## SET EXERCISE
Each line that holds the word "pieces" counts once; report how many lines do so and nothing else.

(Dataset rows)
────────────────────
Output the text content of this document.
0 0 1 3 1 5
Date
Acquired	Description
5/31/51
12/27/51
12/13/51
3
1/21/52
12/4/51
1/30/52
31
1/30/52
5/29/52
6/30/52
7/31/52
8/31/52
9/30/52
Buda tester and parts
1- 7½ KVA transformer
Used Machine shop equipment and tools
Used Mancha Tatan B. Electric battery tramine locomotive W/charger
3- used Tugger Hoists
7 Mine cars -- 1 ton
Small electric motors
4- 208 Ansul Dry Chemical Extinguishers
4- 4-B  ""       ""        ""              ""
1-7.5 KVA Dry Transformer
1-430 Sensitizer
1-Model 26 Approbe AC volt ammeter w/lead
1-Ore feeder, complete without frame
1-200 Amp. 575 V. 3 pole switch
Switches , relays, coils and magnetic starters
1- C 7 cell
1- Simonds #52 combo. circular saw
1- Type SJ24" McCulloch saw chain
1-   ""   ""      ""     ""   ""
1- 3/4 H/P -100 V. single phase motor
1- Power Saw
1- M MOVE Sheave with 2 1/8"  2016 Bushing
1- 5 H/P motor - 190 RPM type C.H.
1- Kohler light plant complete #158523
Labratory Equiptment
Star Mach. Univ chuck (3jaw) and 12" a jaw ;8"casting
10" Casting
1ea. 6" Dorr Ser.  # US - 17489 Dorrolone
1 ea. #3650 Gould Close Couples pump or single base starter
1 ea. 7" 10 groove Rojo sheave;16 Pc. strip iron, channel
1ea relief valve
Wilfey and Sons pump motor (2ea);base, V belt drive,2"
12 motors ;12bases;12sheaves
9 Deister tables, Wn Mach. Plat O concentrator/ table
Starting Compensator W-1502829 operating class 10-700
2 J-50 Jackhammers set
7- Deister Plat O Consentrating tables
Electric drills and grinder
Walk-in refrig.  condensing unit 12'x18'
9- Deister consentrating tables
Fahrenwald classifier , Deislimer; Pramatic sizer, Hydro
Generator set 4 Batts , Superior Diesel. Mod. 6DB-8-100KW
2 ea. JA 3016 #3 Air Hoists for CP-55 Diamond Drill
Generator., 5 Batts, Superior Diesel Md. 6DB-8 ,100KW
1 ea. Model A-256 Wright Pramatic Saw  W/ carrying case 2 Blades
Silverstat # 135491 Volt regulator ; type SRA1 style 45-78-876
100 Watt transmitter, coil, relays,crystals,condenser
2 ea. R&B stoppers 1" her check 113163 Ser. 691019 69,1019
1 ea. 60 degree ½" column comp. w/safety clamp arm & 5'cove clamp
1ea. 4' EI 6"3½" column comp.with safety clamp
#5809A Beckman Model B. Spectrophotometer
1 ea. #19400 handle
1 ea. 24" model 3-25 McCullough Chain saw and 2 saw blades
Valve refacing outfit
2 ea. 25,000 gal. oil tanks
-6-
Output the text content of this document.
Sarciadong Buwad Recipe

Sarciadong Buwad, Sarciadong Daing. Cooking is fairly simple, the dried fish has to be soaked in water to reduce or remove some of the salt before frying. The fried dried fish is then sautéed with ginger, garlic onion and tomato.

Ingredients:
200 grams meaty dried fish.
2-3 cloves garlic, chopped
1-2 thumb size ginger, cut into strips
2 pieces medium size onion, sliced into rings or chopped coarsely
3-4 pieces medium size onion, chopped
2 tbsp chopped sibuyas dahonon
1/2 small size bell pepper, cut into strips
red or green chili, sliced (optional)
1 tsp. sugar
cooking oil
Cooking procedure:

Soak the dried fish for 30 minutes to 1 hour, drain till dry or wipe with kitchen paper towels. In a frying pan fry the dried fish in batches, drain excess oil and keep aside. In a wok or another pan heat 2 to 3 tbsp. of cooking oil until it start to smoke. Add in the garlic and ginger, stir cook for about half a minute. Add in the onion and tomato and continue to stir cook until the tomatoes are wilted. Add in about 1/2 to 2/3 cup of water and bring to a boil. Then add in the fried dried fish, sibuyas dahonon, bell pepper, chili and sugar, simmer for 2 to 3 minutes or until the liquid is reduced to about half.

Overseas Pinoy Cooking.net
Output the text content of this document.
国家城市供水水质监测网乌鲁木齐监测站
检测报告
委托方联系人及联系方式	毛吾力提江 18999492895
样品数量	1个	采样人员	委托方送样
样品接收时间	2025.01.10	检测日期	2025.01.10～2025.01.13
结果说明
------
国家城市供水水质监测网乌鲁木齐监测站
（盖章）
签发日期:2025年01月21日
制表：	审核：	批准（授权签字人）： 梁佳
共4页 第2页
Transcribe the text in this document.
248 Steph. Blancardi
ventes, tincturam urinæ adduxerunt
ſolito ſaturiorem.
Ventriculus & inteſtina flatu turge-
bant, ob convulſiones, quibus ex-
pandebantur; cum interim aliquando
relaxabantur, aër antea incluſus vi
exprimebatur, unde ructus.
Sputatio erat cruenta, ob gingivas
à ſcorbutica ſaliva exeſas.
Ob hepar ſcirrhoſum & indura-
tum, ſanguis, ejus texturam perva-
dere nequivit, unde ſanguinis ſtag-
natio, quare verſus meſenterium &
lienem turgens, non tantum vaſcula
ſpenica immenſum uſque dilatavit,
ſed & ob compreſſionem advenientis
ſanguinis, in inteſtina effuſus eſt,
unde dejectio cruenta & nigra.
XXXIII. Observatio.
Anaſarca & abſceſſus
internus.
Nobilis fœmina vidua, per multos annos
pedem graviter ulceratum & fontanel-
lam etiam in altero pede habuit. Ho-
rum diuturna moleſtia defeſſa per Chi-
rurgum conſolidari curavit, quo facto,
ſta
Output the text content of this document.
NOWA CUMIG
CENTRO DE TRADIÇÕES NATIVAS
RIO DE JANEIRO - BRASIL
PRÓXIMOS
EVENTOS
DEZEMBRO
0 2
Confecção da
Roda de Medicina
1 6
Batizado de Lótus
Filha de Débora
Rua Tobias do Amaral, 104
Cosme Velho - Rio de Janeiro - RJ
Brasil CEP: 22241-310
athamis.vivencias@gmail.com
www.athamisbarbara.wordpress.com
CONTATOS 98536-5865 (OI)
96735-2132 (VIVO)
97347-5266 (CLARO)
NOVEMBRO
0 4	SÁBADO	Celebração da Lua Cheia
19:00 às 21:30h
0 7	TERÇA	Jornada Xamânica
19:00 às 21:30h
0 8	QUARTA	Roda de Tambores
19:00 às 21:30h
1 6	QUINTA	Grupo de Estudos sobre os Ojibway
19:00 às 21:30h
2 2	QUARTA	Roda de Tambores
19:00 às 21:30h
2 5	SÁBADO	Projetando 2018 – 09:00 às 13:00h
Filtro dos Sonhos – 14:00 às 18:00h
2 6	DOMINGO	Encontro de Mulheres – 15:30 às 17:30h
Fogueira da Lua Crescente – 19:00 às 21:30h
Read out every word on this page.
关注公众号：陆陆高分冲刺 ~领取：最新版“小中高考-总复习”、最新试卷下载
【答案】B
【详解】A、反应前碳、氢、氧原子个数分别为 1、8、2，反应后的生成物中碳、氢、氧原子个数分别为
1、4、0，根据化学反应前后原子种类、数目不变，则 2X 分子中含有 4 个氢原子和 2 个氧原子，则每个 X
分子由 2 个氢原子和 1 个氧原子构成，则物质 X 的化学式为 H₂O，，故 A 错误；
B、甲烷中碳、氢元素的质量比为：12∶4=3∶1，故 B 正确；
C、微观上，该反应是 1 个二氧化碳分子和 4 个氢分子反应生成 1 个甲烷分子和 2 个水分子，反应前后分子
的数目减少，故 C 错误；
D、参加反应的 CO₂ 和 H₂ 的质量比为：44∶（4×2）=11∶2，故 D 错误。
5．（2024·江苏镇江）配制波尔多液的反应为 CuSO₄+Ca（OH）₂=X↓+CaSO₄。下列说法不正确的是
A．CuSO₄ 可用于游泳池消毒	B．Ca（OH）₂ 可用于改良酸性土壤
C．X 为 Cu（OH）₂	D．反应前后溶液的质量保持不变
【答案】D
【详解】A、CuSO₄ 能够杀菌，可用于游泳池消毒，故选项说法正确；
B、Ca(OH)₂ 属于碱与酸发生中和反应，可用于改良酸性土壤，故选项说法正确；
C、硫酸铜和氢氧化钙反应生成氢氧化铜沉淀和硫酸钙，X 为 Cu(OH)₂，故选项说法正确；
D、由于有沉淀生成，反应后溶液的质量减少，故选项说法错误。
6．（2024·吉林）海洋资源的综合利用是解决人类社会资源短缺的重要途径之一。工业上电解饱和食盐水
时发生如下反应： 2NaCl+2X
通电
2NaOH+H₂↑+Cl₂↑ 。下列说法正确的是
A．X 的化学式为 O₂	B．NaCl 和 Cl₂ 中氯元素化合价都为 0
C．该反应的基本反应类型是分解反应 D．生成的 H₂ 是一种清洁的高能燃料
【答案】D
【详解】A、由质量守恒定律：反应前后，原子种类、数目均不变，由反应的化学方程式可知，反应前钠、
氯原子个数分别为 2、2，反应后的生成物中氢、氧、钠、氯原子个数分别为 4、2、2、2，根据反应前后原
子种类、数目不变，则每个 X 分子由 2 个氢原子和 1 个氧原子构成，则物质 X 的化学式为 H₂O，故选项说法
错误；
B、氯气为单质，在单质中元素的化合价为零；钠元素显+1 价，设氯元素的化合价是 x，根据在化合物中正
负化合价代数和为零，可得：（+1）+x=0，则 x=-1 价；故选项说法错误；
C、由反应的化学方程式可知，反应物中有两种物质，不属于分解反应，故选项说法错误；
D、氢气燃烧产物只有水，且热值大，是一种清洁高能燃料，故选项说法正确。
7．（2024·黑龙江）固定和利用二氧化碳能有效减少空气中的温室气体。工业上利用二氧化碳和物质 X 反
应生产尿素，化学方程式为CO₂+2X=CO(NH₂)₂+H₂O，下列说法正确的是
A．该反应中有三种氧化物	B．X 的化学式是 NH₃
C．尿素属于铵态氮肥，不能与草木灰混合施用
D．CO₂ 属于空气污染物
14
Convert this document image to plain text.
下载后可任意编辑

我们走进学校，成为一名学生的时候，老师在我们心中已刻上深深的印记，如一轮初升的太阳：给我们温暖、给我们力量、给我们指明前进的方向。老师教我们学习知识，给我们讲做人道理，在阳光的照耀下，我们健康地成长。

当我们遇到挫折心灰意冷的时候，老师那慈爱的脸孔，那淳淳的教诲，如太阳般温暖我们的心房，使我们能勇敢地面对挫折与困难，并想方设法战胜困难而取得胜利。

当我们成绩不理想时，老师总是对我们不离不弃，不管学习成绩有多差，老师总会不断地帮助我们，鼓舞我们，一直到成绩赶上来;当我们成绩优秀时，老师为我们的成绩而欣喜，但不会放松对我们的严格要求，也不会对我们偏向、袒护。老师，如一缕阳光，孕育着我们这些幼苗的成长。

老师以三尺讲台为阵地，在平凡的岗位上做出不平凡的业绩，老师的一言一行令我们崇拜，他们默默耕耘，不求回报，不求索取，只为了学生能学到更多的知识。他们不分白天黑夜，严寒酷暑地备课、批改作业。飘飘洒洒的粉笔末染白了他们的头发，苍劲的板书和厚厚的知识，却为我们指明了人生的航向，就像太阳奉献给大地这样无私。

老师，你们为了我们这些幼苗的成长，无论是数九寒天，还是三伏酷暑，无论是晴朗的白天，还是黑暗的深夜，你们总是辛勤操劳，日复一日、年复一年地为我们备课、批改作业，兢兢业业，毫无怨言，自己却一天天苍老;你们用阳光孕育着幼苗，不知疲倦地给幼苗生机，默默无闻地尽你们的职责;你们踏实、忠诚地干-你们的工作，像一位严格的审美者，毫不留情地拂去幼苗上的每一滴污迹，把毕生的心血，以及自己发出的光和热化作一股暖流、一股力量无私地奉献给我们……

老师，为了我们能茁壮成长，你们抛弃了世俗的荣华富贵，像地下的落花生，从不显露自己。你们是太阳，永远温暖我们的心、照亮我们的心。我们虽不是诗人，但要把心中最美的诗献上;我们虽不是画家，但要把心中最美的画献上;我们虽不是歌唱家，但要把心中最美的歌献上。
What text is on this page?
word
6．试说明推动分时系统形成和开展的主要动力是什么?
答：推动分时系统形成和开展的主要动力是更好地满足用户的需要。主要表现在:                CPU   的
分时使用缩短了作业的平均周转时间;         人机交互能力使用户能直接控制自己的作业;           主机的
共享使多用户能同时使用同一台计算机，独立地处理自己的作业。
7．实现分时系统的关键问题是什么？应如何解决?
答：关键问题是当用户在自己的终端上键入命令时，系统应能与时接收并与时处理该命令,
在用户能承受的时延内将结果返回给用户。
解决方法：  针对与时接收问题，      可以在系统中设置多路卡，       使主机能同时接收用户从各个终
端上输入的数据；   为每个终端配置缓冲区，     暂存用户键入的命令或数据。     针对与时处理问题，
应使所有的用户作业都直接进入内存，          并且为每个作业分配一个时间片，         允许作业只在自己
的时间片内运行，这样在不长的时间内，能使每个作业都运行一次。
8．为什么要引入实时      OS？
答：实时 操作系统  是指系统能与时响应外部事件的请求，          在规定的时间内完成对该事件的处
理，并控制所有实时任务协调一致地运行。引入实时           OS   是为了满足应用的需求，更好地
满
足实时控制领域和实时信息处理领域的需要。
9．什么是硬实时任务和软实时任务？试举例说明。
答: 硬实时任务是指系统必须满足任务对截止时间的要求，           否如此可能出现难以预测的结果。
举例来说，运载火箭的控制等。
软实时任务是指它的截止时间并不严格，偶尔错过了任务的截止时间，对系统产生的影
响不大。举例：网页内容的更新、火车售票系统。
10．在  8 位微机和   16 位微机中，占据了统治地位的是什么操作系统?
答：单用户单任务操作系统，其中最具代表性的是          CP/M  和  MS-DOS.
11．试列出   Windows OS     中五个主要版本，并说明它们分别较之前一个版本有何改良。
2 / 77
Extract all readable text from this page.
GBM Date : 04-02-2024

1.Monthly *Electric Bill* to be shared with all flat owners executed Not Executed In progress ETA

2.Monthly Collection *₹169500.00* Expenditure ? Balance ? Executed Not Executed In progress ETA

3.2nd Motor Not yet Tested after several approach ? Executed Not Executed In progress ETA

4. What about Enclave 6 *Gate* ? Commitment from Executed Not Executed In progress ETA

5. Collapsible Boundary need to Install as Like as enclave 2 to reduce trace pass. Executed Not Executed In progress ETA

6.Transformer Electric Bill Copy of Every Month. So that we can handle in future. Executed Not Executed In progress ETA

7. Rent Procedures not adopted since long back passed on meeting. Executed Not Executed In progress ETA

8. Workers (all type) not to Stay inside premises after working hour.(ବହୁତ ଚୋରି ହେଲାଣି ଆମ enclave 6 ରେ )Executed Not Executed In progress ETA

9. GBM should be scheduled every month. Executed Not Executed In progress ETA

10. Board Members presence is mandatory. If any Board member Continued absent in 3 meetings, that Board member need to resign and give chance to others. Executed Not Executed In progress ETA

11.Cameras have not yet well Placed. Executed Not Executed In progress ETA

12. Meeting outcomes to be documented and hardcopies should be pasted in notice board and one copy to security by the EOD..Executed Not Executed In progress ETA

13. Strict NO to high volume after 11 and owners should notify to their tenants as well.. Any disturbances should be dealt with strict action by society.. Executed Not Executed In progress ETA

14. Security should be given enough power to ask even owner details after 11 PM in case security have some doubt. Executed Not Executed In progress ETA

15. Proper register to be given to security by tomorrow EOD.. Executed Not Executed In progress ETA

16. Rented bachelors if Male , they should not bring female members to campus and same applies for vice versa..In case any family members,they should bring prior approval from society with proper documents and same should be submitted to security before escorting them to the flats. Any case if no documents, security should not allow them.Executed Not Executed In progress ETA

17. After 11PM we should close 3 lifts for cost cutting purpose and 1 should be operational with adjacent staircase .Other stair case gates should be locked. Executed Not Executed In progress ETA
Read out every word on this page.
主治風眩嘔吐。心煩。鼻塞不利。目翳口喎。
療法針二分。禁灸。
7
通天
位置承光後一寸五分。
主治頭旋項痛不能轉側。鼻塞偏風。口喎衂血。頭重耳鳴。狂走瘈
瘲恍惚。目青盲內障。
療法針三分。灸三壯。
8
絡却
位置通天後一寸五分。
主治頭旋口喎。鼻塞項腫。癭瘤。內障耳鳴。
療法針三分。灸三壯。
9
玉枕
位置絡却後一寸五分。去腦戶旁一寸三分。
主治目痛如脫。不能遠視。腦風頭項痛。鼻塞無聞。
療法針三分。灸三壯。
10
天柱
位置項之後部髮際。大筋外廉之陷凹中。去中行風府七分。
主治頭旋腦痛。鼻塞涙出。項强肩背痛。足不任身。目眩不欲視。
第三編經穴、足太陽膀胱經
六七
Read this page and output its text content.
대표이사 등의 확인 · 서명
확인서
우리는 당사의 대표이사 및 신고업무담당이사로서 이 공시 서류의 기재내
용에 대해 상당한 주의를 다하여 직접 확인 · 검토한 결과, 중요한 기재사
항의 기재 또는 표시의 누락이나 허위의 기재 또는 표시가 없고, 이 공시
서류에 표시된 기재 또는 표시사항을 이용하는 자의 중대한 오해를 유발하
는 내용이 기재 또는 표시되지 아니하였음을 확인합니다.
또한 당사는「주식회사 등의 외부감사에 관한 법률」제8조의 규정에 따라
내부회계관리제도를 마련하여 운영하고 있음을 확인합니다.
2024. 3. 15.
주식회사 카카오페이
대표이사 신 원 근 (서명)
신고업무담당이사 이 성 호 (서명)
────────────────────
## OUTPUT OF THE TASK
2